### WORK TO DO
How many lines in this data contain the string "desc"? Reply with the number only.

### DATA ENTRIES
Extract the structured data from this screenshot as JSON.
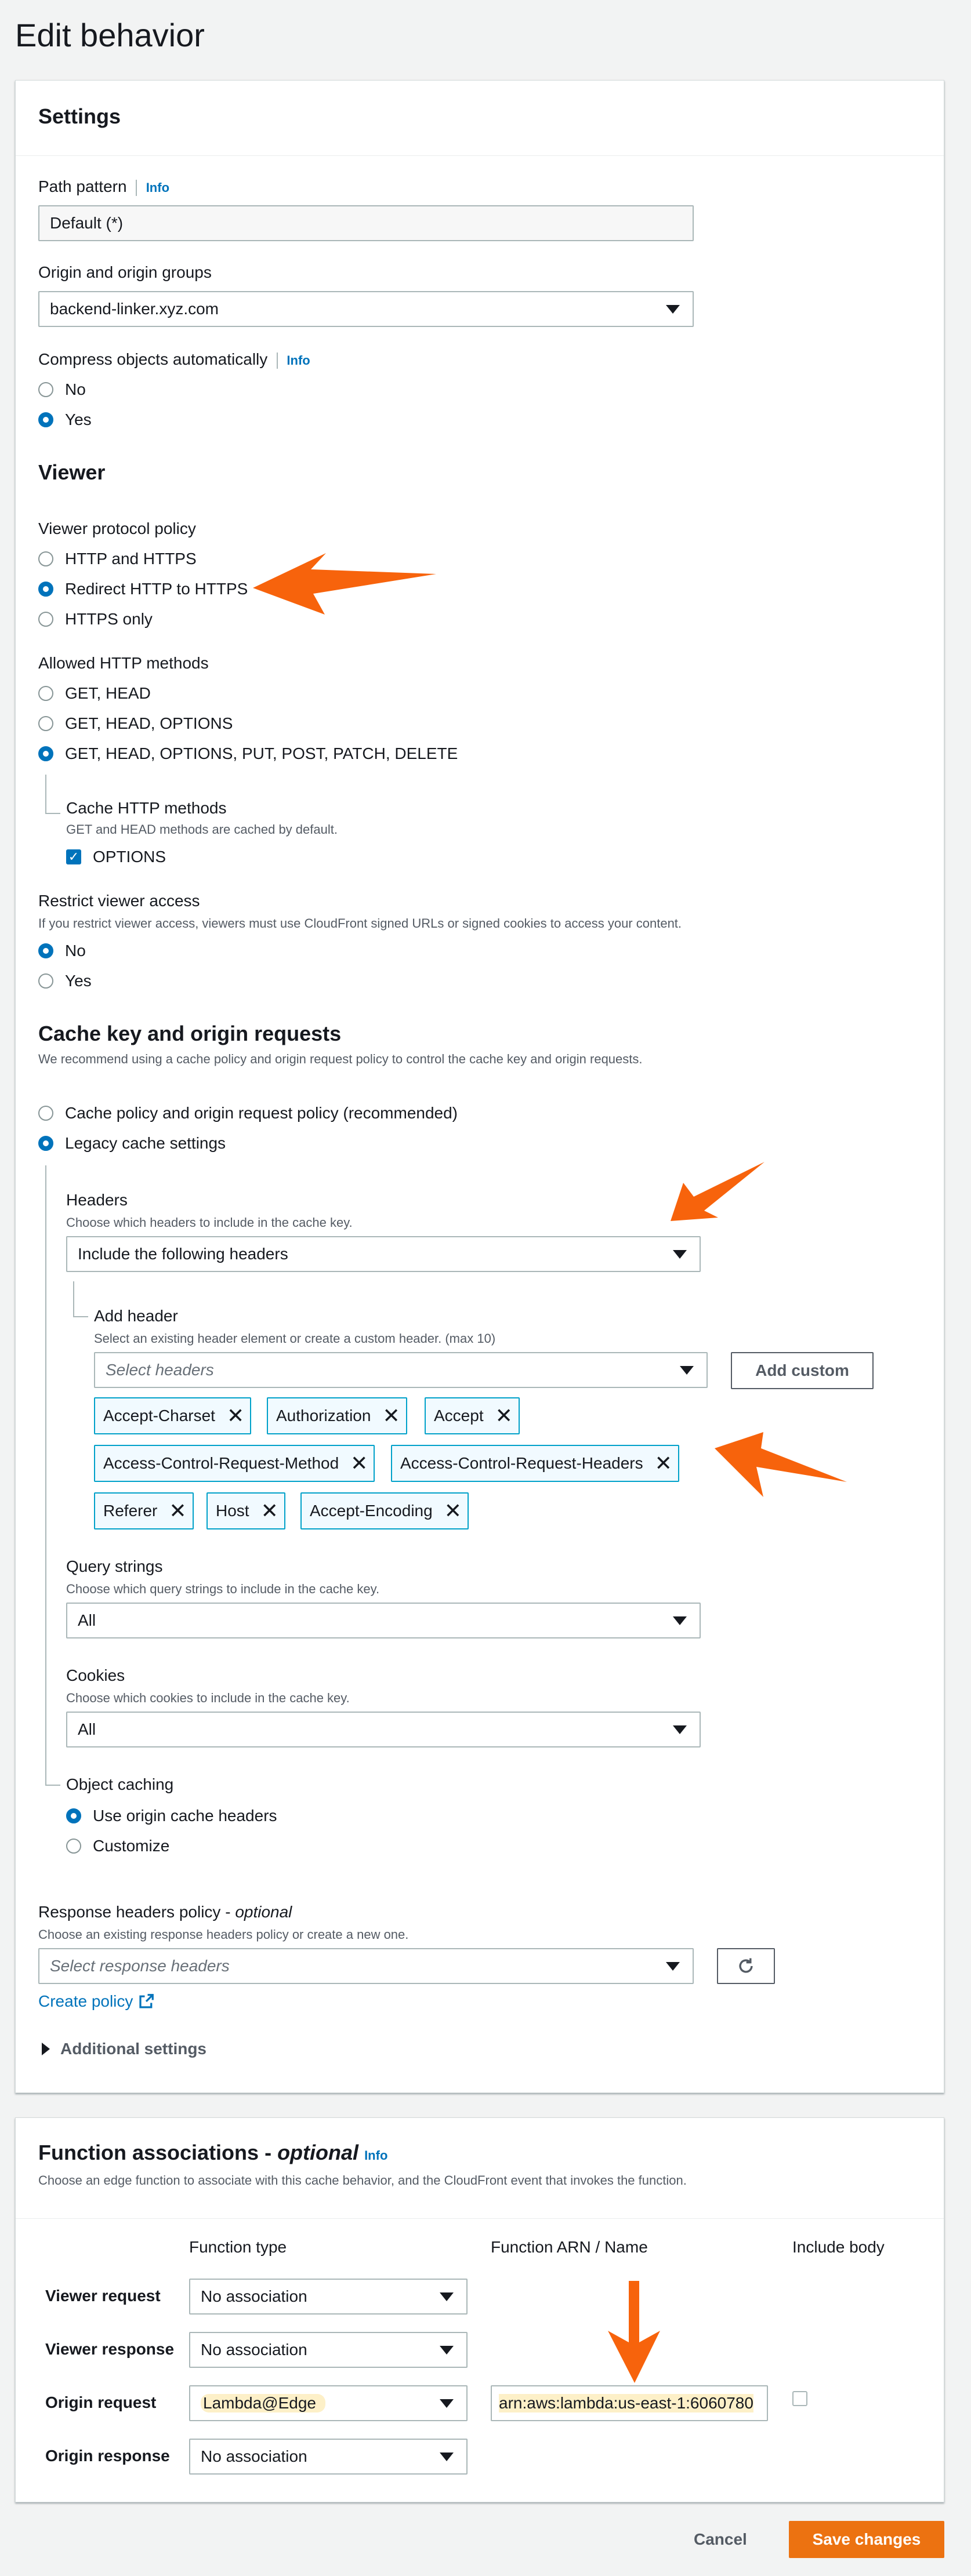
{
  "page": {
    "title": "Edit behavior"
  },
  "settings": {
    "title": "Settings",
    "path_pattern": {
      "label": "Path pattern",
      "info": "Info",
      "value": "Default (*)"
    },
    "origin": {
      "label": "Origin and origin groups",
      "value": "backend-linker.xyz.com"
    },
    "compress": {
      "label": "Compress objects automatically",
      "info": "Info",
      "options": [
        "No",
        "Yes"
      ],
      "selected": "Yes"
    }
  },
  "viewer": {
    "title": "Viewer",
    "protocol": {
      "label": "Viewer protocol policy",
      "options": [
        "HTTP and HTTPS",
        "Redirect HTTP to HTTPS",
        "HTTPS only"
      ],
      "selected": "Redirect HTTP to HTTPS"
    },
    "methods": {
      "label": "Allowed HTTP methods",
      "options": [
        "GET, HEAD",
        "GET, HEAD, OPTIONS",
        "GET, HEAD, OPTIONS, PUT, POST, PATCH, DELETE"
      ],
      "selected": "GET, HEAD, OPTIONS, PUT, POST, PATCH, DELETE"
    },
    "cache_methods": {
      "label": "Cache HTTP methods",
      "desc": "GET and HEAD methods are cached by default.",
      "option": "OPTIONS",
      "checked": true
    },
    "restrict": {
      "label": "Restrict viewer access",
      "desc": "If you restrict viewer access, viewers must use CloudFront signed URLs or signed cookies to access your content.",
      "options": [
        "No",
        "Yes"
      ],
      "selected": "No"
    }
  },
  "cache": {
    "title": "Cache key and origin requests",
    "desc": "We recommend using a cache policy and origin request policy to control the cache key and origin requests.",
    "options": [
      "Cache policy and origin request policy (recommended)",
      "Legacy cache settings"
    ],
    "selected": "Legacy cache settings",
    "headers": {
      "label": "Headers",
      "desc": "Choose which headers to include in the cache key.",
      "value": "Include the following headers"
    },
    "add_header": {
      "label": "Add header",
      "desc": "Select an existing header element or create a custom header. (max 10)",
      "placeholder": "Select headers",
      "add_custom": "Add custom"
    },
    "tokens": [
      "Accept-Charset",
      "Authorization",
      "Accept",
      "Access-Control-Request-Method",
      "Access-Control-Request-Headers",
      "Referer",
      "Host",
      "Accept-Encoding"
    ],
    "query": {
      "label": "Query strings",
      "desc": "Choose which query strings to include in the cache key.",
      "value": "All"
    },
    "cookies": {
      "label": "Cookies",
      "desc": "Choose which cookies to include in the cache key.",
      "value": "All"
    },
    "object_caching": {
      "label": "Object caching",
      "options": [
        "Use origin cache headers",
        "Customize"
      ],
      "selected": "Use origin cache headers"
    },
    "response_policy": {
      "label": "Response headers policy",
      "optional": "optional",
      "desc": "Choose an existing response headers policy or create a new one.",
      "placeholder": "Select response headers",
      "create": "Create policy"
    },
    "additional": "Additional settings"
  },
  "functions": {
    "title": "Function associations",
    "optional": "optional",
    "info": "Info",
    "desc": "Choose an edge function to associate with this cache behavior, and the CloudFront event that invokes the function.",
    "columns": [
      "Function type",
      "Function ARN / Name",
      "Include body"
    ],
    "rows": [
      {
        "label": "Viewer request",
        "type": "No association"
      },
      {
        "label": "Viewer response",
        "type": "No association"
      },
      {
        "label": "Origin request",
        "type": "Lambda@Edge",
        "arn": "arn:aws:lambda:us-east-1:6060780"
      },
      {
        "label": "Origin response",
        "type": "No association"
      }
    ]
  },
  "footer": {
    "cancel": "Cancel",
    "save": "Save changes"
  },
  "colors": {
    "accent": "#0073bb",
    "primary": "#ec7211",
    "arrow": "#f7630c",
    "token_border": "#00a1c9",
    "highlight": "#fdf0c8"
  }
}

### SOLUTION TO THE EXERCISE
9